--- START ---
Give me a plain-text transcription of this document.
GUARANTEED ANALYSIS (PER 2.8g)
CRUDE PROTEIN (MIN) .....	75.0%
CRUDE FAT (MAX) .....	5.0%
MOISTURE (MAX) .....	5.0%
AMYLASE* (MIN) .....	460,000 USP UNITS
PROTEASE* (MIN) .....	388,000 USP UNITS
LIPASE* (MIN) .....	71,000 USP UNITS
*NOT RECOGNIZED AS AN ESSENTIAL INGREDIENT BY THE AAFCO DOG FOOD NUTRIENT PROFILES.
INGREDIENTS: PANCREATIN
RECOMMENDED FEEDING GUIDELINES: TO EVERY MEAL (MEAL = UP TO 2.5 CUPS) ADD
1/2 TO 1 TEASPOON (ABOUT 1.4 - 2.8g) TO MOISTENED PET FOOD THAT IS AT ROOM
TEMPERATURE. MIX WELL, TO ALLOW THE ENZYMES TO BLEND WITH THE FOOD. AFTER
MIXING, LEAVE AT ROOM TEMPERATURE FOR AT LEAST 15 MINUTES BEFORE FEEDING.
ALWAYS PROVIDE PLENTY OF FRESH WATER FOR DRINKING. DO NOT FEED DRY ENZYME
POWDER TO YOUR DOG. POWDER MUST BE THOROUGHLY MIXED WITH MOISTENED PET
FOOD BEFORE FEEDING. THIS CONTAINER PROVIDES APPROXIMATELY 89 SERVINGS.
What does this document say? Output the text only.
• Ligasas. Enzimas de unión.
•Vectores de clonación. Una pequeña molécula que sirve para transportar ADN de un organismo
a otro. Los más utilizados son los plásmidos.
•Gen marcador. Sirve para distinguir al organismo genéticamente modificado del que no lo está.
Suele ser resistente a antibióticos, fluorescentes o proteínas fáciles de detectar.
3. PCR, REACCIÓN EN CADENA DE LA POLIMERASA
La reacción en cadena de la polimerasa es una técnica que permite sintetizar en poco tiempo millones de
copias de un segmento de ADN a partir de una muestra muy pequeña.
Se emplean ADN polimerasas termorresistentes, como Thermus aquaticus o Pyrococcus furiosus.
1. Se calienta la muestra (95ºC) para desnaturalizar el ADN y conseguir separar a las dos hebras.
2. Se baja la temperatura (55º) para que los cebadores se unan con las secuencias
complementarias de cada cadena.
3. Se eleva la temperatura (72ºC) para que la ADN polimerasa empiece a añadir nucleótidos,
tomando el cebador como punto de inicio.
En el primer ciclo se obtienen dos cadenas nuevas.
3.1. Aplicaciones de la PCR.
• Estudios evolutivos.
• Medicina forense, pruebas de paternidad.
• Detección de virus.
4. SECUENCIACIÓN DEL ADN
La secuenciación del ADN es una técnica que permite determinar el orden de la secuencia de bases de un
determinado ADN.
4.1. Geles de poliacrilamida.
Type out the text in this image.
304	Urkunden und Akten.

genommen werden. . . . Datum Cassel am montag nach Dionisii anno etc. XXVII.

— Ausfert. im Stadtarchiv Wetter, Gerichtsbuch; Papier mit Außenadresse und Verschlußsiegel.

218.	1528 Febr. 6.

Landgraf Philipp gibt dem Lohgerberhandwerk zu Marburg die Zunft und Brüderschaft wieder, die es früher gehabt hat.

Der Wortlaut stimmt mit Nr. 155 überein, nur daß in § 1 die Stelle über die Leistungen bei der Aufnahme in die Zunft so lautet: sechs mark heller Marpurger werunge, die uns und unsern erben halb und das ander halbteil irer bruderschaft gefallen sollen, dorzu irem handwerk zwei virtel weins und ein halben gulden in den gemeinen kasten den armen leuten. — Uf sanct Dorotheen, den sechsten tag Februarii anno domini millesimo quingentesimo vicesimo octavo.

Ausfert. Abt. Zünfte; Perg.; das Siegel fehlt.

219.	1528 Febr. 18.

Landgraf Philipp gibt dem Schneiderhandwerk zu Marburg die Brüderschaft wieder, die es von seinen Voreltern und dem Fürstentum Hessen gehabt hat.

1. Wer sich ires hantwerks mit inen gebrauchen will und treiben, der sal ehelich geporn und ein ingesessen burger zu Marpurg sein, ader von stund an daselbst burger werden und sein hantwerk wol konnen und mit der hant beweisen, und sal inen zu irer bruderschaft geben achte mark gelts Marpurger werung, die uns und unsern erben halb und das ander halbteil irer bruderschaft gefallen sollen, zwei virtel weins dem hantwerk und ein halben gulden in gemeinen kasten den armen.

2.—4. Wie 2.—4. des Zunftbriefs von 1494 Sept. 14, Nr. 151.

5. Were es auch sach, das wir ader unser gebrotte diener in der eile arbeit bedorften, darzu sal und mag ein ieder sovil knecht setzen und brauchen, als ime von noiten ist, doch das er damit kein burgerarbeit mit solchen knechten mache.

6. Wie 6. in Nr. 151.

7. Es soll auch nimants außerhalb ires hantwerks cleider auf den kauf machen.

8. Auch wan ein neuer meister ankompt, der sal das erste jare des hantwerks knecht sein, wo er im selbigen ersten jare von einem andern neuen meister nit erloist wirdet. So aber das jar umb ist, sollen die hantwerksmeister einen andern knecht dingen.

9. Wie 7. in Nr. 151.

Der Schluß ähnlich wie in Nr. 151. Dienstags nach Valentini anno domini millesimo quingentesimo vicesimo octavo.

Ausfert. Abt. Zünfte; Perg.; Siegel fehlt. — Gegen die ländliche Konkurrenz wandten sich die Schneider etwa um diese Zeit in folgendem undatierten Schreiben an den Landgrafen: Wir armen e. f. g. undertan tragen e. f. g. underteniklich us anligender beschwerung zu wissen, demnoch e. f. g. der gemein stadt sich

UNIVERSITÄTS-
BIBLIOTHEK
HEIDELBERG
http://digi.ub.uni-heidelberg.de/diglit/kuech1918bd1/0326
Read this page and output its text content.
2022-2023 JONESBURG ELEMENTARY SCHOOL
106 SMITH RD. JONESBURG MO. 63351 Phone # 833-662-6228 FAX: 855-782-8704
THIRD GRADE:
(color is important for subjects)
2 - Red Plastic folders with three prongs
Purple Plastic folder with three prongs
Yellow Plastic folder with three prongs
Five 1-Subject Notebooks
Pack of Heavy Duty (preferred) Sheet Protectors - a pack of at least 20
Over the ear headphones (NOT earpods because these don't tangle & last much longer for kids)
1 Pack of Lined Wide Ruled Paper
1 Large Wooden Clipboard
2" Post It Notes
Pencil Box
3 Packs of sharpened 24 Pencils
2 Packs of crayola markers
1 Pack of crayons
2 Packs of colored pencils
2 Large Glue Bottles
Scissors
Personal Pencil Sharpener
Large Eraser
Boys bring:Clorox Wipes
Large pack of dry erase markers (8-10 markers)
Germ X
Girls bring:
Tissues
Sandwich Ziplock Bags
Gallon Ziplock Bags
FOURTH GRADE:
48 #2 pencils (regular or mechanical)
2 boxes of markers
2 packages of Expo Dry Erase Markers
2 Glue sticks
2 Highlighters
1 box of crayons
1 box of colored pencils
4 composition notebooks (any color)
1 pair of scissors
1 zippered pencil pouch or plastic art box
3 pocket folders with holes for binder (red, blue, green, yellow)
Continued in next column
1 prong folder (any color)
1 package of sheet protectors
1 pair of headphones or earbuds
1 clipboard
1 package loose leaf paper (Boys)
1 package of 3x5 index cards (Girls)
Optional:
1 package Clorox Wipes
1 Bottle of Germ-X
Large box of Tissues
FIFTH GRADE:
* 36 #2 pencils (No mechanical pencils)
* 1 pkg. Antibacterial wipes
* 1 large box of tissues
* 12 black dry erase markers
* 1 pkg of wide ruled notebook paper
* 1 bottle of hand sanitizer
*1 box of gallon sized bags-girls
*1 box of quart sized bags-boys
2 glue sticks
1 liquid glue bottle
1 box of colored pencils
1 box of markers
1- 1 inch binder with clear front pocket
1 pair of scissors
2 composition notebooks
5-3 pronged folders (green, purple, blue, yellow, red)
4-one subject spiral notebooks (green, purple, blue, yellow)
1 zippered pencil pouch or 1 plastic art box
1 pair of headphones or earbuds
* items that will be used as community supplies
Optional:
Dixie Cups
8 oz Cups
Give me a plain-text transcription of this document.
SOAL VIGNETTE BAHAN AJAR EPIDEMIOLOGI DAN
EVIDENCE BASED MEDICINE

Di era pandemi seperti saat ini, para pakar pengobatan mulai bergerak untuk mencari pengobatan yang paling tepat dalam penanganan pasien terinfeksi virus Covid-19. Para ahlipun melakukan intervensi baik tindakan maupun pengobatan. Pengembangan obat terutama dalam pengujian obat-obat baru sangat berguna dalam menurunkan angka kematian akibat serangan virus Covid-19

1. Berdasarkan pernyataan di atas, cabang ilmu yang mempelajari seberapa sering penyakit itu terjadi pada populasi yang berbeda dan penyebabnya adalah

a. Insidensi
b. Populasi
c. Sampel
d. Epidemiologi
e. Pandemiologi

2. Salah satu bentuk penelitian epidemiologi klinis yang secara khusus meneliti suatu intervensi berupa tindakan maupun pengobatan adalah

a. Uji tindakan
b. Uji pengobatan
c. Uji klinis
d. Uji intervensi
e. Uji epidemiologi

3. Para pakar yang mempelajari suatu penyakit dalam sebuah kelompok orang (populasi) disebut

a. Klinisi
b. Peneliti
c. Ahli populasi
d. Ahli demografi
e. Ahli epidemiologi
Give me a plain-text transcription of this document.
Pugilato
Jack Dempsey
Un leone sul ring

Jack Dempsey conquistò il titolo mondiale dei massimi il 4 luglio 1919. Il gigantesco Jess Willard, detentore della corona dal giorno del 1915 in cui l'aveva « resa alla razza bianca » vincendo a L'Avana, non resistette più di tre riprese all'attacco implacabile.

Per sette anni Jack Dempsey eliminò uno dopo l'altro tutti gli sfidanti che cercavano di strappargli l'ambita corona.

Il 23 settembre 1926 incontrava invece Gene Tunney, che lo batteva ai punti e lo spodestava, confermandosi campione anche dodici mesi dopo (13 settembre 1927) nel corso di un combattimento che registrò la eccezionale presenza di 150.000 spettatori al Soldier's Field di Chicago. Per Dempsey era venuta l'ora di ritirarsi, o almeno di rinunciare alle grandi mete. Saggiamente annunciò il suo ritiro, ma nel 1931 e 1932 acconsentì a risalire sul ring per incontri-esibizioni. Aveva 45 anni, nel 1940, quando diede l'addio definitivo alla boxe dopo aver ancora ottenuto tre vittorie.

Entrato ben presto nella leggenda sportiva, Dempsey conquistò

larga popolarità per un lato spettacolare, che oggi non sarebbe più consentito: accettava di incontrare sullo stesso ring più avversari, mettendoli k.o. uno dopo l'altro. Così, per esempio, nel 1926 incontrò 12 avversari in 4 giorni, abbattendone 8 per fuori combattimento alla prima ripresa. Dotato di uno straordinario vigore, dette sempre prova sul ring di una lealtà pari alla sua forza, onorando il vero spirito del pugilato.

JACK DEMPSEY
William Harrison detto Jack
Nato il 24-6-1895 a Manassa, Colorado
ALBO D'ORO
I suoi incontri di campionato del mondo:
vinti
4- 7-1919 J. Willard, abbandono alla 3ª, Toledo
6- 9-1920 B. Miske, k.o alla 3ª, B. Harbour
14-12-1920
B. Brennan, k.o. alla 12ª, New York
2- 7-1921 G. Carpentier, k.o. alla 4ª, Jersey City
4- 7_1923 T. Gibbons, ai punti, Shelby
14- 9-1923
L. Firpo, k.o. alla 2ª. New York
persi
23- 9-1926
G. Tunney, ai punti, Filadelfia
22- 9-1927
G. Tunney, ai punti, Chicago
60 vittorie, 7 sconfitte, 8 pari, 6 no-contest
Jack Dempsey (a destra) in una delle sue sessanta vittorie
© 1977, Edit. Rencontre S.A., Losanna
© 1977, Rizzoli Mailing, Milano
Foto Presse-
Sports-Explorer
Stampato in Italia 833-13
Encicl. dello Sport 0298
--- END ---
TASK INSTRUCTIONS>
When a line of the entries contains "zippered", it counts; say how many such lines there are, and nothing more.

WRITTEN SOLUTION>
2